(A block of data)
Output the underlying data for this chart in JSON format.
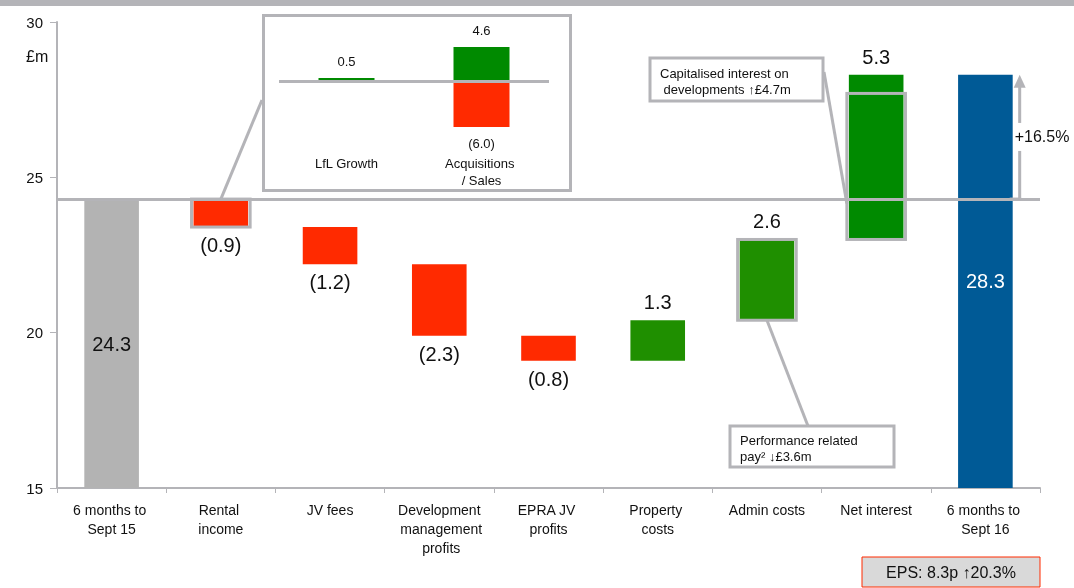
{
  "chart_data": [
    {
      "type": "bar",
      "ylabel": "£m",
      "categories": [
        "6 months to Sept 15",
        "Rental income",
        "JV fees",
        "Development management profits",
        "EPRA JV profits",
        "Property costs",
        "Admin costs",
        "Net interest",
        "6 months to Sept 16"
      ],
      "values": [
        24.3,
        -0.9,
        -1.2,
        -2.3,
        -0.8,
        1.3,
        2.6,
        5.3,
        28.3
      ],
      "base": [
        0,
        24.3,
        23.4,
        22.2,
        19.9,
        19.1,
        20.4,
        23.0,
        0
      ],
      "colors": [
        "#b3b3b3",
        "#ff2a00",
        "#ff2a00",
        "#ff2a00",
        "#ff2a00",
        "#1f8f00",
        "#1f8f00",
        "#008a00",
        "#005a96"
      ],
      "value_labels": [
        "24.3",
        "(0.9)",
        "(1.2)",
        "(2.3)",
        "(0.8)",
        "1.3",
        "2.6",
        "5.3",
        "28.3"
      ],
      "ylim": [
        15,
        30
      ],
      "yticks": [
        15,
        20,
        25,
        30
      ],
      "grid": false,
      "ref_lines": [
        {
          "axis": "y",
          "value": 24.3,
          "color": "#b4b4b8"
        }
      ],
      "annotations": [
        "Capitalised interest on developments ↑£4.7m",
        {
          "text": "Performance related pay² ↓£3.6m",
          "x": "Admin costs",
          "y": 20.4
        },
        "+16.5%",
        "EPS: 8.3p ↑20.3%"
      ]
    },
    {
      "type": "bar",
      "stacked": true,
      "tick_labels": "x",
      "grid": false,
      "categories": [
        "LfL Growth",
        "Acquisitions / Sales"
      ],
      "series": [
        {
          "color": "#008a00",
          "values": [
            0.5,
            4.6
          ],
          "value_labels": [
            "0.5",
            "4.6"
          ]
        },
        {
          "color": "#ff2a00",
          "values": [
            null,
            -6.0
          ],
          "value_labels": [
            null,
            "(6.0)"
          ]
        }
      ],
      "ref_lines": [
        {
          "axis": "y",
          "value": 0,
          "color": "#b4b4b8"
        }
      ]
    }
  ]
}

_CHALLENGE_. For each line above that contains the word "Sept", copy that line.

_WRITTEN SOLUTION_.
        "6 months to Sept 15",
        "6 months to Sept 16"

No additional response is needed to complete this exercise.